• **Request**: Copy out each line of the data holding "that".
#### Dataset rows ####
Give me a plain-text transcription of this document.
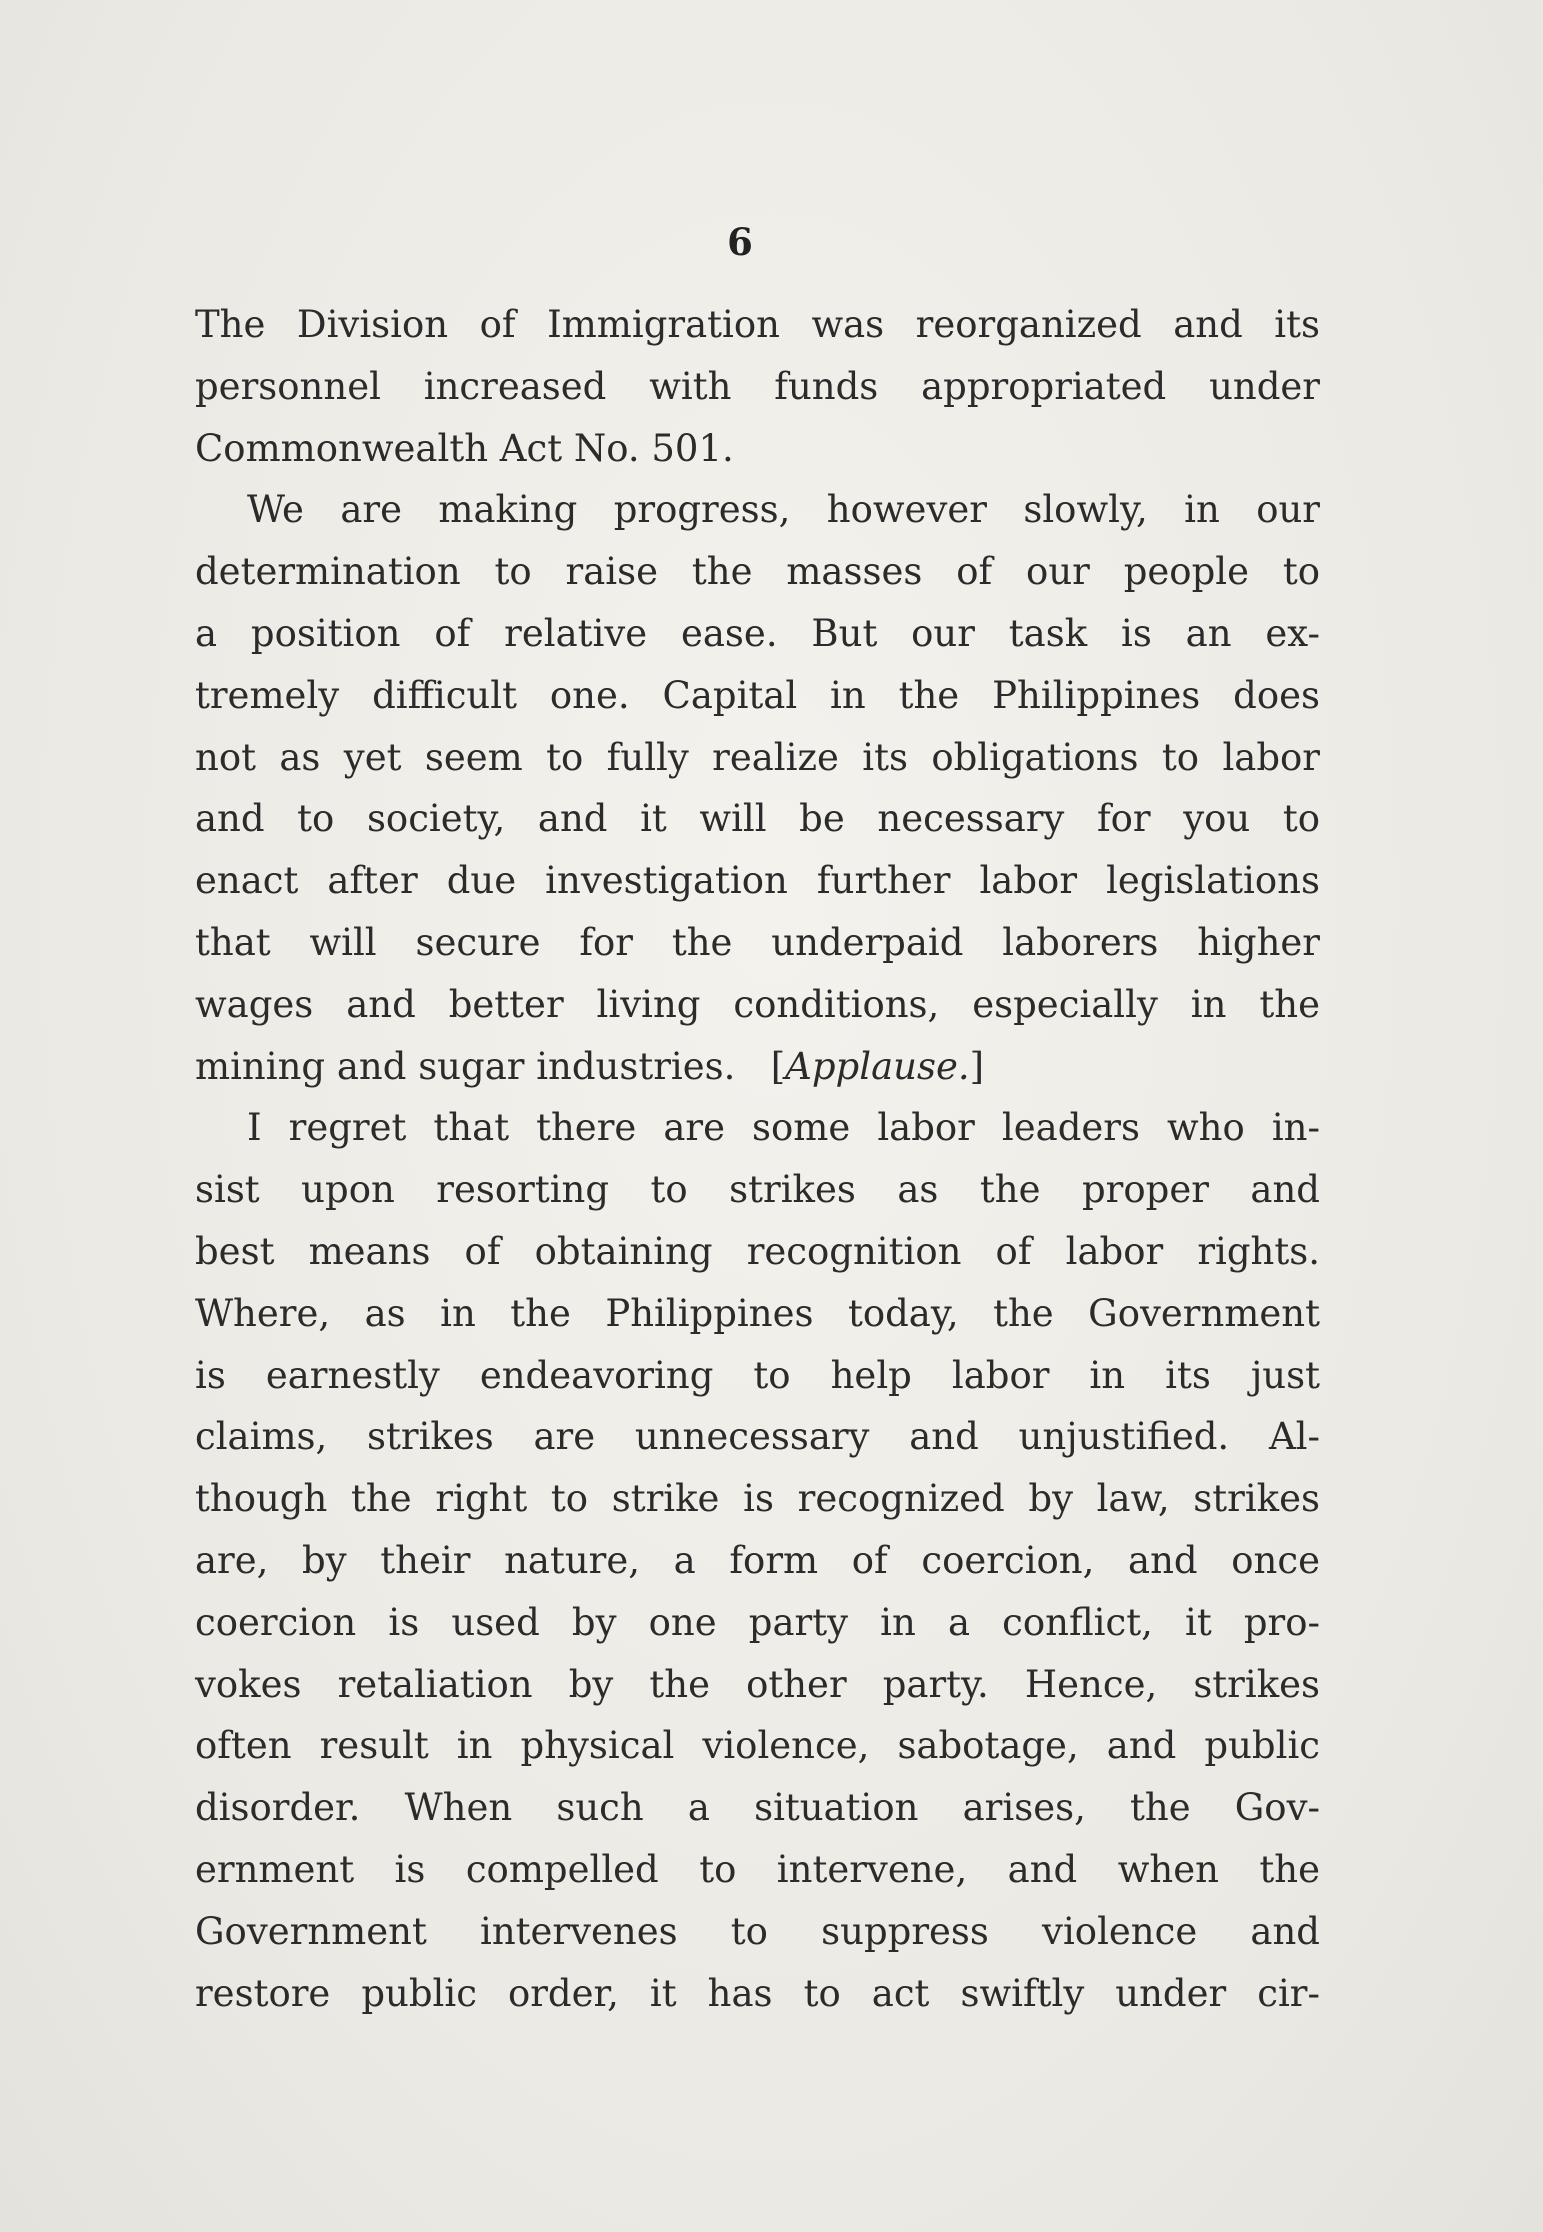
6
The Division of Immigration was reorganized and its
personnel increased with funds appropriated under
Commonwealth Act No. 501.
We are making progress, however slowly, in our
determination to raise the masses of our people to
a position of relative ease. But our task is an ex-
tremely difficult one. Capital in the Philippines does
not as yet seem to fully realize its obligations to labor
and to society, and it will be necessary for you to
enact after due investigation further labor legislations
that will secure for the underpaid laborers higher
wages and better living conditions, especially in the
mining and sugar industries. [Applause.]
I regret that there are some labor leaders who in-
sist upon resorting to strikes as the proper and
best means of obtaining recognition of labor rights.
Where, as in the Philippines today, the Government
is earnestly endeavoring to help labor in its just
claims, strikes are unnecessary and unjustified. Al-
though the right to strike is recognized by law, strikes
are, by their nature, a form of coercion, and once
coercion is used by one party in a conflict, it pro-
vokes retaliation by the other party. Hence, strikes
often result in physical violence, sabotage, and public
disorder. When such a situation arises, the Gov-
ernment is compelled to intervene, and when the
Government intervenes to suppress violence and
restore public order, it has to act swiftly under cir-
####
#### Dataset rows ####
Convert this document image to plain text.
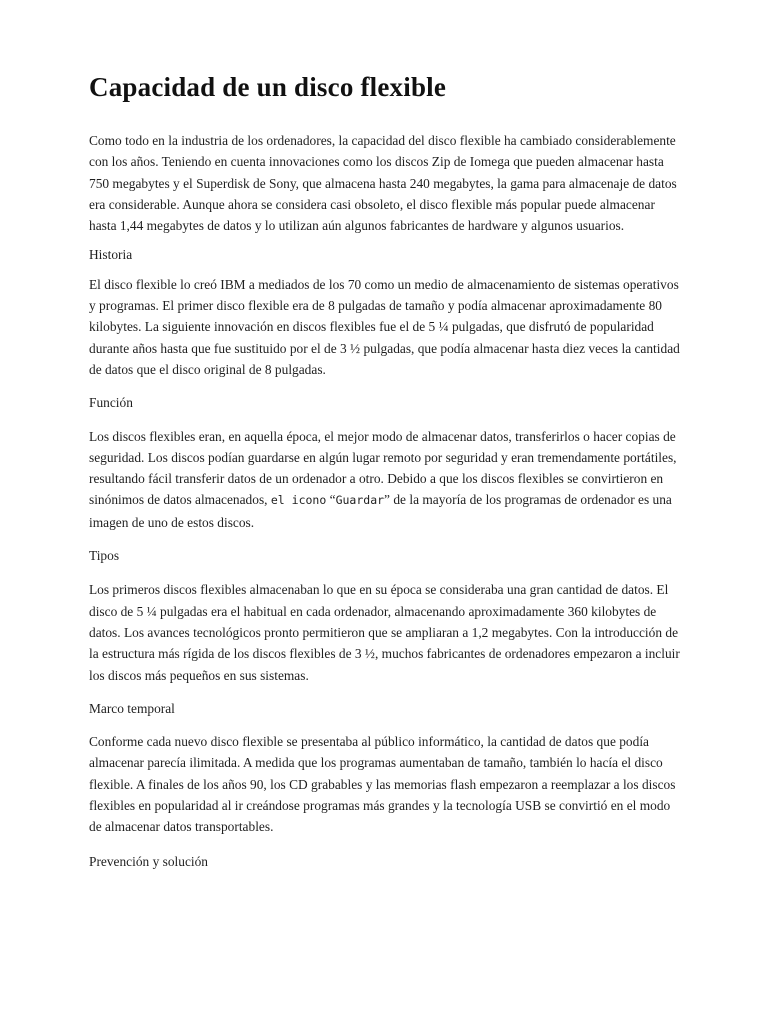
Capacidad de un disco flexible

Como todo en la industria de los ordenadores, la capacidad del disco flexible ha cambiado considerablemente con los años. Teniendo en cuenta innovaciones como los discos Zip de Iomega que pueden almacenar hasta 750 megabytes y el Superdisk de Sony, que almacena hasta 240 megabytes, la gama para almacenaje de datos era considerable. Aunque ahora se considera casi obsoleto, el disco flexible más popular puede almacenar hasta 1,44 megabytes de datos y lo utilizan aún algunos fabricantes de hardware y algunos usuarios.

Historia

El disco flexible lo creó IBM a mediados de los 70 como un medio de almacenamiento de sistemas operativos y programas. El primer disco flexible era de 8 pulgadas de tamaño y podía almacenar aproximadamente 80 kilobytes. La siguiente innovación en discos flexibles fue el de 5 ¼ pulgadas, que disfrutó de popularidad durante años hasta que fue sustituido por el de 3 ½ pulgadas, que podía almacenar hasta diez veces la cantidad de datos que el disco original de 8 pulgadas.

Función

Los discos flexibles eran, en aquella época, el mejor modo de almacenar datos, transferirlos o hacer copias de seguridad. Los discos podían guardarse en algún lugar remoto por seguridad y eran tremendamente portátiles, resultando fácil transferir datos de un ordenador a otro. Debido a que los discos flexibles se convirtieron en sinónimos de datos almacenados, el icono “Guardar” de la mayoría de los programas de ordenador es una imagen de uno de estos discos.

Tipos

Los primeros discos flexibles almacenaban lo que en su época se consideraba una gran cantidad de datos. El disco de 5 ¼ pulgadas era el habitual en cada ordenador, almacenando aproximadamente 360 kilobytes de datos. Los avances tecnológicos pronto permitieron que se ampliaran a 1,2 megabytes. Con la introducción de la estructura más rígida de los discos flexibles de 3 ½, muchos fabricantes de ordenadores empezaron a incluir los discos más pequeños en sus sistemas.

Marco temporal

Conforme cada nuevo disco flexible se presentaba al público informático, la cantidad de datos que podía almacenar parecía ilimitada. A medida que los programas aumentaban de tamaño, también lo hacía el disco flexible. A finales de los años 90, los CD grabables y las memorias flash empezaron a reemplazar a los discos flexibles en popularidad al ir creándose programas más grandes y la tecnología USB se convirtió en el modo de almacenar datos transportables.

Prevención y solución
####
• **Exercise output**:
that will secure for the underpaid laborers higher
I regret that there are some labor leaders who in-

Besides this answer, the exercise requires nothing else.